(Exercise description): Repeat the material exactly, leaving nothing out.

(Listed records):
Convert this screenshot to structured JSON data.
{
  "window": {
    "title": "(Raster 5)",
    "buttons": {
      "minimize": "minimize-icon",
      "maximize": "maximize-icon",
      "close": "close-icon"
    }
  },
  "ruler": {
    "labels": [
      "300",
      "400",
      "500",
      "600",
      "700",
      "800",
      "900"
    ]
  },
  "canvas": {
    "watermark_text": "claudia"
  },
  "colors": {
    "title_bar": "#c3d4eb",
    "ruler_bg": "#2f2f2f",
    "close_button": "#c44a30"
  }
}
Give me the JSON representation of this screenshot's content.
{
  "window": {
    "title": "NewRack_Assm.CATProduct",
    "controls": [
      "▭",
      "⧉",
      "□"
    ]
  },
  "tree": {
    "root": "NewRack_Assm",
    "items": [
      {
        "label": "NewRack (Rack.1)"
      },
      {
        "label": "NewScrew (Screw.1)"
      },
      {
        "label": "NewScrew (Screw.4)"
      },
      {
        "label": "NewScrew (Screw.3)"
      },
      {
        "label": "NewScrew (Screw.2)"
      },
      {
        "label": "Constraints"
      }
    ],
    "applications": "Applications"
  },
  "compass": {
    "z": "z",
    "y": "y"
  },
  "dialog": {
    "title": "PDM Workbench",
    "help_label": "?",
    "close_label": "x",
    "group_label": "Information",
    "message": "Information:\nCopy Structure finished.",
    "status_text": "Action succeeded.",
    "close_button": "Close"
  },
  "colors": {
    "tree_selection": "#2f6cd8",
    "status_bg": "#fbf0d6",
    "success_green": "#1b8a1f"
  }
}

(Answer in full):
Convert this screenshot to structured JSON data.
{
  "window": {
    "title": "(Raster 5)",
    "buttons": {
      "minimize": "minimize-icon",
      "maximize": "maximize-icon",
      "close": "close-icon"
    }
  },
  "ruler": {
    "labels": [
      "300",
      "400",
      "500",
      "600",
      "700",
      "800",
      "900"
    ]
  },
  "canvas": {
    "watermark_text": "claudia"
  },
  "colors": {
    "title_bar": "#c3d4eb",
    "ruler_bg": "#2f2f2f",
    "close_button": "#c44a30"
  }
}
Give me the JSON representation of this screenshot's content.
{
  "window": {
    "title": "NewRack_Assm.CATProduct",
    "controls": [
      "▭",
      "⧉",
      "□"
    ]
  },
  "tree": {
    "root": "NewRack_Assm",
    "items": [
      {
        "label": "NewRack (Rack.1)"
      },
      {
        "label": "NewScrew (Screw.1)"
      },
      {
        "label": "NewScrew (Screw.4)"
      },
      {
        "label": "NewScrew (Screw.3)"
      },
      {
        "label": "NewScrew (Screw.2)"
      },
      {
        "label": "Constraints"
      }
    ],
    "applications": "Applications"
  },
  "compass": {
    "z": "z",
    "y": "y"
  },
  "dialog": {
    "title": "PDM Workbench",
    "help_label": "?",
    "close_label": "x",
    "group_label": "Information",
    "message": "Information:\nCopy Structure finished.",
    "status_text": "Action succeeded.",
    "close_button": "Close"
  },
  "colors": {
    "tree_selection": "#2f6cd8",
    "status_bg": "#fbf0d6",
    "success_green": "#1b8a1f"
  }
}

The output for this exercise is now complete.